TEXTO DEL DOCUMENTO:
—————

Después de confinarse en primavera, la UE quiere volver a la vida, pero no sabe. Se centra estos días el debate en si debemos o no desear que Holanda nos imponga condiciones para acceder a los fondos de recuperación. Quien no se fía del tándem Sánchez-Iglesias desea que gane Rutte. Quien es votante de ese bloque, considera al holandés un villano que nos quiere humillar.

Como si aún le dolieran en su cuerpo enjuto las lanzas y sables de los Tercios de Flandes.

No le falta razón ni a unos ni a otros. Pero sí les sobra nacionalismo. Y poca visión europea. No les culpo, es la misma cantinela suicida de los 27 gobernantes que deciden por nosotros, solitos en la sala de Bruselas: no se creen la U, y sólo geográficamente la E.

Es cierto que somos un país manirroto en nuestras cuentas públicas. Pero también, que los más de 30 años de fondos estructurales y de cohesión los hemos gastado, bien, en darle la vuelta como un calcetín a la España paleta, ignorante y pobre que heredamos del dictador: en buenas carreteras, maravillosa sanidad, una mejor educación y mayor protección social.

Aunque es verdad que en algunas de esas partidas actuamos como un país rico mientras no poníamos en marcha un solo programa que industrializara España y la pusiera a la cabeza de la innovación en algo. Para ser ricos un poco de verdad.

Pudimos serlo, por ejemplo, en tecnología para energías renovables, líderes mundiales en el asunto incluso. Nuestra orografía nos lo alienta, tenemos las empresas... pero no el plan. Y vendimos.

—————

CONJUNTO DE FILAS:
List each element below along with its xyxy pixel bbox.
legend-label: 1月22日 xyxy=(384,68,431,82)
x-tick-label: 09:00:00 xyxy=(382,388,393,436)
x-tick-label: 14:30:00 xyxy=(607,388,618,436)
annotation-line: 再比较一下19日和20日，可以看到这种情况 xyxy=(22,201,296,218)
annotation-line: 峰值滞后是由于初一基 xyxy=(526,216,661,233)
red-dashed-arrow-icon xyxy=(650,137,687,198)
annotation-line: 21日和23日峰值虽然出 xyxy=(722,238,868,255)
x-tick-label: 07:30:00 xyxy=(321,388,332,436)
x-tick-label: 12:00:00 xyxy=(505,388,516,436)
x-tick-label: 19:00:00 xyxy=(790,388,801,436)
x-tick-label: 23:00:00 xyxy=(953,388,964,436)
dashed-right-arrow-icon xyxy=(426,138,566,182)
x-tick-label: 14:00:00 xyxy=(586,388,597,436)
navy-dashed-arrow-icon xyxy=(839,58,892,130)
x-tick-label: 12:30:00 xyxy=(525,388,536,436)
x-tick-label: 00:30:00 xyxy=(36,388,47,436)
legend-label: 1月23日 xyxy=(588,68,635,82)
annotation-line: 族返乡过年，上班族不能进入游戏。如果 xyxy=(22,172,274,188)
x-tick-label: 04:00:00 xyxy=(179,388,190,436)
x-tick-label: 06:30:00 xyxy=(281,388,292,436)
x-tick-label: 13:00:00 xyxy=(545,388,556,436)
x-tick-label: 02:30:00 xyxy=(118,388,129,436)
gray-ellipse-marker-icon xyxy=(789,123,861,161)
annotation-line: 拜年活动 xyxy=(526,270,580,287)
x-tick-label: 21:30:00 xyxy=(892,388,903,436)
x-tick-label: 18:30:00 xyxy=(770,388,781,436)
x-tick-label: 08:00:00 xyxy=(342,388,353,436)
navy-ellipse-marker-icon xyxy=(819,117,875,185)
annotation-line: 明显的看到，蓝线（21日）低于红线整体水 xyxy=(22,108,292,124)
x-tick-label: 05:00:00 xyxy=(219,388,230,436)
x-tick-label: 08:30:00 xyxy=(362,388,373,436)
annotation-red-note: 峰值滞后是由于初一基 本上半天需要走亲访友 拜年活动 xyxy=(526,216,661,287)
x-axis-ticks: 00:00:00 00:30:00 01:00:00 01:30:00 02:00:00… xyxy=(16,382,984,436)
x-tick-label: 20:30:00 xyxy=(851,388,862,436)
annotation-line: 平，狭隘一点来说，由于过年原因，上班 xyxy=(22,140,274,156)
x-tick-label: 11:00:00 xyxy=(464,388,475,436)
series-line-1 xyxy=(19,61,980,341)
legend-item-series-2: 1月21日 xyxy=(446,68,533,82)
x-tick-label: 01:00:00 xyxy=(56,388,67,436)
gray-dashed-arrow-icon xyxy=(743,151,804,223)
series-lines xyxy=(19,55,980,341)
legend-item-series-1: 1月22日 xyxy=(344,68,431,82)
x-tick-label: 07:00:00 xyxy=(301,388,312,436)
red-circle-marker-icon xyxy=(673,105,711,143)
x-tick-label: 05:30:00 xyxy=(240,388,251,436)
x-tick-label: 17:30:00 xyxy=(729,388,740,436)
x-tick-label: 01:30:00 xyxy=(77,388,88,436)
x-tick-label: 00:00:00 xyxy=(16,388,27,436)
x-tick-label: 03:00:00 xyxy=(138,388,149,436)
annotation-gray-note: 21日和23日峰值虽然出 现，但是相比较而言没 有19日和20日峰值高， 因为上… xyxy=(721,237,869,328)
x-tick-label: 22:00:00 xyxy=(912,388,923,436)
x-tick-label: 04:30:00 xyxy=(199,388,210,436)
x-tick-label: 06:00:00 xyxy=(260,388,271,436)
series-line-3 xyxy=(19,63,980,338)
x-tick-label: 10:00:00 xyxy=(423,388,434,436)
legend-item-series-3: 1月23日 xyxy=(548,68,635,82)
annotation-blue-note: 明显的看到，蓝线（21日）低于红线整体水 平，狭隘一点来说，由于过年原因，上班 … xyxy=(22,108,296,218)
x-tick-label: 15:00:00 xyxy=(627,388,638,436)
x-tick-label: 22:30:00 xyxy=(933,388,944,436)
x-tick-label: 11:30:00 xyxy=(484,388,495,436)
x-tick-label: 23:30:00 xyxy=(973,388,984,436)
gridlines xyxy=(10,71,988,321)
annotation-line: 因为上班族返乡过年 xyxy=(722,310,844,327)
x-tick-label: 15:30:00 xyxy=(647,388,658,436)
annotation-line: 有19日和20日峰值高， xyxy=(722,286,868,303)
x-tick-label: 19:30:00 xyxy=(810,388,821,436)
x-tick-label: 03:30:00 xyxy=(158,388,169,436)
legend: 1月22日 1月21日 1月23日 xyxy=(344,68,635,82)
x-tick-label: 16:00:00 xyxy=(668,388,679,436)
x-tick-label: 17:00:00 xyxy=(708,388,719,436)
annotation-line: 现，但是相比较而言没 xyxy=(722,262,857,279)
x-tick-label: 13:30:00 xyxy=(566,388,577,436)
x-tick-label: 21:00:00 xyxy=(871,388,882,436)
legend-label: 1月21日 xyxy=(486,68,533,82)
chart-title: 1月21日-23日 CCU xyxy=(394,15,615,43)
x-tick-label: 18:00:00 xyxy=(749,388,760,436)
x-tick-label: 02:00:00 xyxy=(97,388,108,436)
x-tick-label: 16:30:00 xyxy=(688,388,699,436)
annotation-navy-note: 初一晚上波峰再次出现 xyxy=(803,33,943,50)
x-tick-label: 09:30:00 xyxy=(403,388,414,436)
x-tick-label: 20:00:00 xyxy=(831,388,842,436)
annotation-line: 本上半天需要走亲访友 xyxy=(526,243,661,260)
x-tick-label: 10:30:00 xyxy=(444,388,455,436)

—————

LA TAREA: Por favor, reproduce completo y sin cambios el texto sobre los fondos de recuperación de la UE.

RESULTADO DEL EJERCICIO:
Después de confinarse en primavera, la UE quiere volver a la vida, pero no sabe. Se centra estos días el debate en si debemos o no desear que Holanda nos imponga condiciones para acceder a los fondos de recuperación. Quien no se fía del tándem Sánchez-Iglesias desea que gane Rutte. Quien es votante de ese bloque, considera al holandés un villano que nos quiere humillar.

Como si aún le dolieran en su cuerpo enjuto las lanzas y sables de los Tercios de Flandes.

No le falta razón ni a unos ni a otros. Pero sí les sobra nacionalismo. Y poca visión europea. No les culpo, es la misma cantinela suicida de los 27 gobernantes que deciden por nosotros, solitos en la sala de Bruselas: no se creen la U, y sólo geográficamente la E.

Es cierto que somos un país manirroto en nuestras cuentas públicas. Pero también, que los más de 30 años de fondos estructurales y de cohesión los hemos gastado, bien, en darle la vuelta como un calcetín a la España paleta, ignorante y pobre que heredamos del dictador: en buenas carreteras, maravillosa sanidad, una mejor educación y mayor protección social.

Aunque es verdad que en algunas de esas partidas actuamos como un país rico mientras no poníamos en marcha un solo programa que industrializara España y la pusiera a la cabeza de la innovación en algo. Para ser ricos un poco de verdad.

Pudimos serlo, por ejemplo, en tecnología para energías renovables, líderes mundiales en el asunto incluso. Nuestra orografía nos lo alienta, tenemos las empresas... pero no el plan. Y vendimos.